> _PASSAGE SHOWN_
My Life & Times at Detachment 18

848th AC&W Squadron, WAKKANAI, JAPAN

511th Air Group

This picture taken in about 1956, is of Detachment 18, as viewed from the road coming down from Nob Hill, at the back gate.

My name is Ray Raflik

I enlisted in the United States Air Force in October 1954, at the age of 19, after my brother Richard advised me to do so.  Richard had been honorably discharged from the United States Army, after serving 12 months in Korea during the Korean war.  While  en-route to Korea, the plane that Richard and other army personnel were on, crash landed on an island in the Aleutian chain.   A three week layover on an Air Force base near Anchorage, Alaska, convinced Richard that I should join the United States Air Force.

Although I requested Alaska as a place where I would like to be stationed, the Air Force, thought I would be better suited on an Early Warning Radar Station, twenty miles from the Russian island of Sakhalin, approximately 100 miles or so from the coast of Siberia.  This radar station was known as Detachment # 18, near Wakkanai, Japan.


   I was born and raised on a small farm in the community of Mill Creek, near Stevens Point, Wisconsin.  At the time of my enlistment in the USAF, I had never been out of the state of Wisconsin.  As a matter of fact, I had never been on a commercial bus, train or airplane.  Six months into my enlistment changed that.  I was sent on a Greyhound bus to Milwaukee, WI. for my physical, then flew to Parks Air Force base near Oakland, California for 11 weeks of basic training.  A train ride back to Wisconsin, then south to Biloxi, Mississippi, where I was trained as an Aircraft Control & Warning Radar Operator at Keesler Air Force base.  In other words, a "Scope Dope".  After just 8 weeks of training, our entire class were told we were all going overseas.  The Korean war had ended and we were in the middle of the so called, "Cold War".   Alaska was not a state at that time and was considered, "overseas duty".

> _DATA SUPPLIED_
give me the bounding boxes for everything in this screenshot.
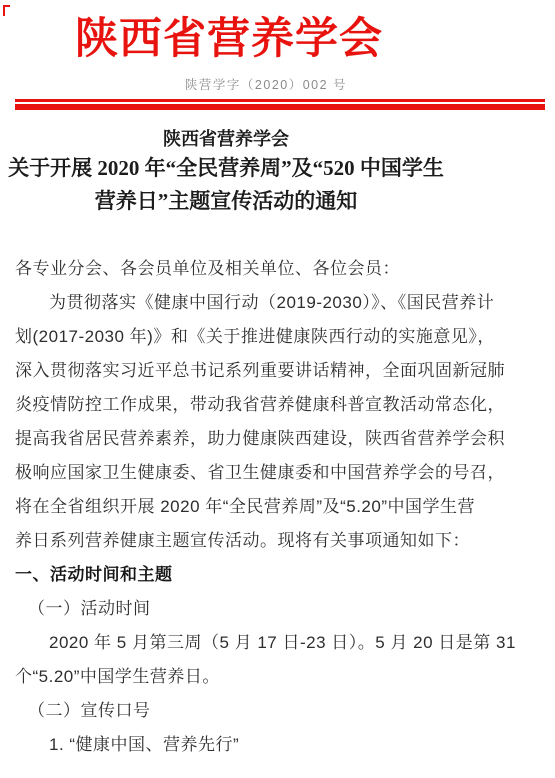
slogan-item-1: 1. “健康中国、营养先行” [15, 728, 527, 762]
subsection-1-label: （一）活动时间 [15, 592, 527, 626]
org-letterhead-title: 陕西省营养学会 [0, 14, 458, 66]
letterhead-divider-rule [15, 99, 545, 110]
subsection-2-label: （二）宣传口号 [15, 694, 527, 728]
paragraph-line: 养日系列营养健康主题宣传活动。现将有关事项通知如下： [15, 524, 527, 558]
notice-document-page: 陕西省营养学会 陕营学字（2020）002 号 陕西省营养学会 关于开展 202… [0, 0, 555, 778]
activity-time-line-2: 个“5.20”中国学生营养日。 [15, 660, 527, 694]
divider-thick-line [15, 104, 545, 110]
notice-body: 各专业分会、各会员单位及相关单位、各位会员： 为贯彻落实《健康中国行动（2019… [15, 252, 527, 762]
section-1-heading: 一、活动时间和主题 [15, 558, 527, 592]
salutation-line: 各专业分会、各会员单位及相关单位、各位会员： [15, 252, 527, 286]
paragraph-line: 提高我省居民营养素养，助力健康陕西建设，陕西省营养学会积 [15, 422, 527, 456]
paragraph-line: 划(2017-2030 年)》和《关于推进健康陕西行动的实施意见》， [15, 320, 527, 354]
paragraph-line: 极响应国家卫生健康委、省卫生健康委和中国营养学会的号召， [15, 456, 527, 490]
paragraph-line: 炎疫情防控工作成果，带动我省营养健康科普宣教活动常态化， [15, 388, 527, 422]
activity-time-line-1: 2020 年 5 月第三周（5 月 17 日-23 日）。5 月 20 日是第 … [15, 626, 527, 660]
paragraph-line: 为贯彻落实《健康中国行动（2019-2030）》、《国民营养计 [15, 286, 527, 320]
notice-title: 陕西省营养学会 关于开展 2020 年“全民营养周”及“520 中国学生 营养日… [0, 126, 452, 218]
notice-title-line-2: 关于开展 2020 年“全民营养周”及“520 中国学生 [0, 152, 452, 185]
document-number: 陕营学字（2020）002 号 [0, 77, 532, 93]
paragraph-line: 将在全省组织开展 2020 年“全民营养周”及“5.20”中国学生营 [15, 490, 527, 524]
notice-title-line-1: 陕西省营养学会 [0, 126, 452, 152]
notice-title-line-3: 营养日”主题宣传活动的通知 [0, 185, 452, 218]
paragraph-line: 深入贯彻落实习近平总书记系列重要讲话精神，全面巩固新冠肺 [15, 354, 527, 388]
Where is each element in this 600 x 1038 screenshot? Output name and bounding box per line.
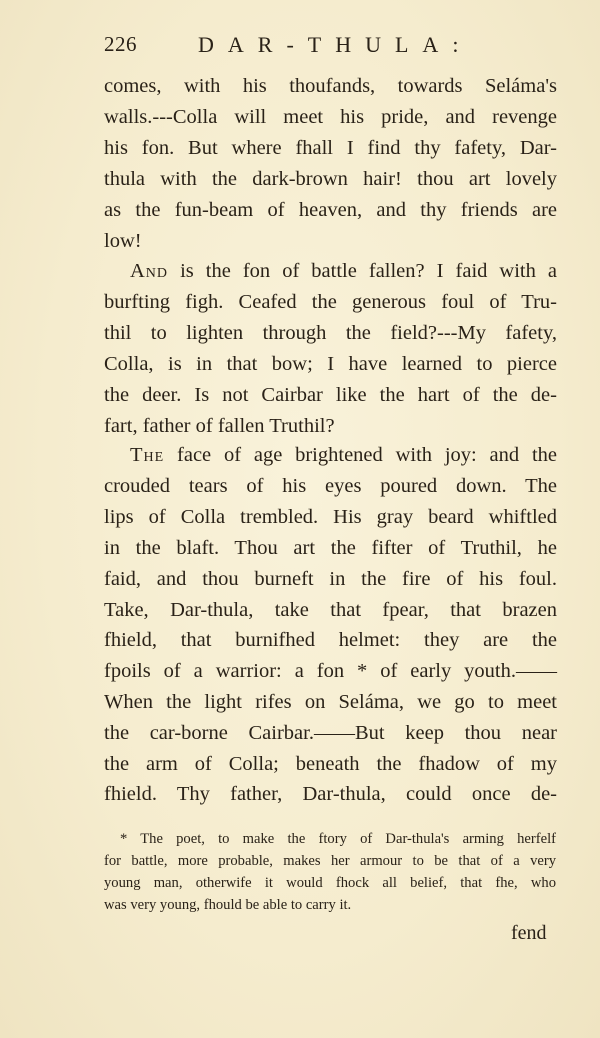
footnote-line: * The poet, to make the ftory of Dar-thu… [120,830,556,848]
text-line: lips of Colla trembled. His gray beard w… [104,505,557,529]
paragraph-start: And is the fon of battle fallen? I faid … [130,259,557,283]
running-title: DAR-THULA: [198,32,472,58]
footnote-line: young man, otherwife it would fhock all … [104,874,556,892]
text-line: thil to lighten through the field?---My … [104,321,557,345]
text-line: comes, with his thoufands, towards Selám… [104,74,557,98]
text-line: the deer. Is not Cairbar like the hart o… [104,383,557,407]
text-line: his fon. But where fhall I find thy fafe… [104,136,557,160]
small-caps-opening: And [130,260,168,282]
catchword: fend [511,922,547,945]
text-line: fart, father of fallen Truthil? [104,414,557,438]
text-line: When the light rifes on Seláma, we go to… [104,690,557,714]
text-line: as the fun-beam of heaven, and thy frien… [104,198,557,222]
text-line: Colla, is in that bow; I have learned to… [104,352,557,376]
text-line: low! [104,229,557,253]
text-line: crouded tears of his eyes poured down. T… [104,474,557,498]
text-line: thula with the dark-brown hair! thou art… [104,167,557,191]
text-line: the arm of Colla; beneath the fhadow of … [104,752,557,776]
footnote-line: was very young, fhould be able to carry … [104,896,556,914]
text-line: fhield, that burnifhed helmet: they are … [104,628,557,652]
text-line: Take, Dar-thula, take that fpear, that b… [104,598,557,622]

> _DIRECTIVES_
1. Reproduce a section of the Detachment 18 memoir word for word, beginning at "848th AC&W Squadron, WAKKANAI, JAPAN" and stopping after "the back gate.".
2. Carry on the Detachment 18 memoir from the point where it ends.
The entries are separate material and are not part of the Detachment 18 memoir.

> _RESULTS IN ORDER_
1.
848th AC&W Squadron, WAKKANAI, JAPAN

511th Air Group

This picture taken in about 1956, is of Detachment 18, as viewed from the road coming down from Nob Hill, at the back gate.

2.
My passion was hunting & fishing, so it was a no- brainer that I put in for Alaska.  The Air Force, however had different ideas.  It seems, those of our class that put in for Alaska, were sent to Korea, and those that put in for Japan, were sent to Alaska.  My orders were to Korea.  On the way over, there was a short layover at Hickim Air Force base in Hawaii, then on to Wake Island.  The flight from Hawaii to Wake Island took only about 6 hours,  We left Hawaii on a Saturday and arrived on Wake Island on a Monday.  (Totally losing a Sunday, due to crossing the international dateline.)   At Wake Island, we took on some cargo and were slightly overloaded.  Due to the short, angled runway at Wake, our pilot could not pick-up enough altitude to continue on to Japan.  He radioed back to Wake that he would try to make it back to Wake Island.  (I didn't like the way he said, "try to".)

We eventually arrived in Yokohama, Japan, where my orders were changed from Korea to Misawa Air Force base, in northern Japan.  I spent several weeks waiting for these orders to be cut, and when I finally received them, I was put on a slow train ride to Misawa, a city on the northern edge of the main island of Honshu.  After another long wait for orders and living at the transit barracks at Misawa Air Force base, I received orders that I was going to the northern most island of Hokkaido.  My orders read, Chitose Air Force base.  The hop over from Misawa to Chitose, was in a C-118 that theoretically is not suppose to get off the ground.  I guess that is why they had us wear parachutes.  There was another layover at Chitose, then  I received orders to go to the northern most outpost on the island of Hokkaido, an early warning radar station near a small fishing village called Wakkanai.  The site was called Detachment 18, and would be my home for the next 2 years. 

 My orders reached the Early Warning Radar site at 18, before I did.  There were less then 50 personnel at site 18, and many of these guys were waiting for their replacements to arrive, so they were constantly checking any new arrivals.  I was met in the orderly room in April 1955, by A/2c Robert King.  Bob King had been a class mate of mine at P.J. Jacobs High School, in Stevens Point, Wisconsin.  It was ironic that we should meet here on this small radar site more than 10,000 miles from home.  My introduction to radar operations on Hilltop, were to forget what you learned in school, because things are different here.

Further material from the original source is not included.